WORK TO BE COMPLETED: Each entry that follows is to be retyped exactly. Pictures do not belong in the copy.
** Begin ENTRIES SUPPLIED **
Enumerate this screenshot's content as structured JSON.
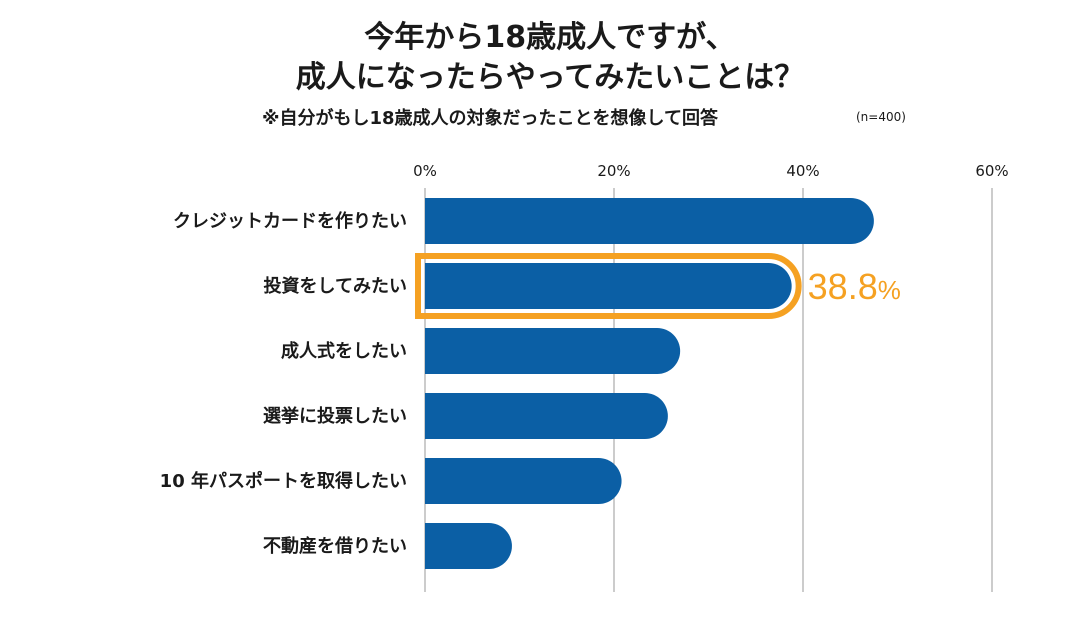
{
  "title_line1": "今年から18歳成人ですが、",
  "title_line2": "成人になったらやってみたいことは？",
  "subtitle": "※自分がもし18歳成人の対象だったことを想像して回答",
  "sample_note": "(n=400)",
  "colors": {
    "bar": "#0b5fa5",
    "highlight": "#f5a122",
    "grid": "#9a9a9a"
  },
  "chart_data": {
    "type": "bar",
    "orientation": "horizontal",
    "categories": [
      "クレジットカードを作りたい",
      "投資をしてみたい",
      "成人式をしたい",
      "選挙に投票したい",
      "10 年パスポートを取得したい",
      "不動産を借りたい"
    ],
    "values": [
      47.5,
      38.8,
      27.0,
      25.7,
      20.8,
      9.2
    ],
    "xlim": [
      0,
      60
    ],
    "ticks": [
      0,
      20,
      40,
      60
    ],
    "tick_labels": [
      "0%",
      "20%",
      "40%",
      "60%"
    ],
    "grid": true,
    "highlight_index": 1,
    "data_labels": [
      {
        "index": 1,
        "number": "38.8",
        "unit": "%"
      }
    ]
  }
}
** End ENTRIES SUPPLIED **
EXERCISE RESULT:
Enumerate this screenshot's content as structured JSON.
{
  "title_line1": "今年から18歳成人ですが、",
  "title_line2": "成人になったらやってみたいことは？",
  "subtitle": "※自分がもし18歳成人の対象だったことを想像して回答",
  "sample_note": "(n=400)",
  "colors": {
    "bar": "#0b5fa5",
    "highlight": "#f5a122",
    "grid": "#9a9a9a"
  },
  "chart_data": {
    "type": "bar",
    "orientation": "horizontal",
    "categories": [
      "クレジットカードを作りたい",
      "投資をしてみたい",
      "成人式をしたい",
      "選挙に投票したい",
      "10 年パスポートを取得したい",
      "不動産を借りたい"
    ],
    "values": [
      47.5,
      38.8,
      27.0,
      25.7,
      20.8,
      9.2
    ],
    "xlim": [
      0,
      60
    ],
    "ticks": [
      0,
      20,
      40,
      60
    ],
    "tick_labels": [
      "0%",
      "20%",
      "40%",
      "60%"
    ],
    "grid": true,
    "highlight_index": 1,
    "data_labels": [
      {
        "index": 1,
        "number": "38.8",
        "unit": "%"
      }
    ]
  }
}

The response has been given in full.